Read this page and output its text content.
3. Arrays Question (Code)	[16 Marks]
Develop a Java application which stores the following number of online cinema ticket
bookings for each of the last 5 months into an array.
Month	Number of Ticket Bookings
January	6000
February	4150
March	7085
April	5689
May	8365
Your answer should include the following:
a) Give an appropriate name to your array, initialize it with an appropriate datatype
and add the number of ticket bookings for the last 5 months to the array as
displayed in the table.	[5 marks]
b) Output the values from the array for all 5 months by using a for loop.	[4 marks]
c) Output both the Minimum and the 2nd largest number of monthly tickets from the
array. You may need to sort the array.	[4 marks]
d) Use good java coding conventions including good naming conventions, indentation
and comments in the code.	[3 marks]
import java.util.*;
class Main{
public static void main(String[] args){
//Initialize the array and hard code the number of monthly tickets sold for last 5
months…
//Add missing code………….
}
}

————————

**Problem**
Print all of the entries exactly as they appear.

**Answer to the task**
Read this page and output its text content.
3. Arrays Question (Code)	[16 Marks]
Develop a Java application which stores the following number of online cinema ticket
bookings for each of the last 5 months into an array.
Month	Number of Ticket Bookings
January	6000
February	4150
March	7085
April	5689
May	8365
Your answer should include the following:
a) Give an appropriate name to your array, initialize it with an appropriate datatype
and add the number of ticket bookings for the last 5 months to the array as
displayed in the table.	[5 marks]
b) Output the values from the array for all 5 months by using a for loop.	[4 marks]
c) Output both the Minimum and the 2nd largest number of monthly tickets from the
array. You may need to sort the array.	[4 marks]
d) Use good java coding conventions including good naming conventions, indentation
and comments in the code.	[3 marks]
import java.util.*;
class Main{
public static void main(String[] args){
//Initialize the array and hard code the number of monthly tickets sold for last 5
months…
//Add missing code………….
}
}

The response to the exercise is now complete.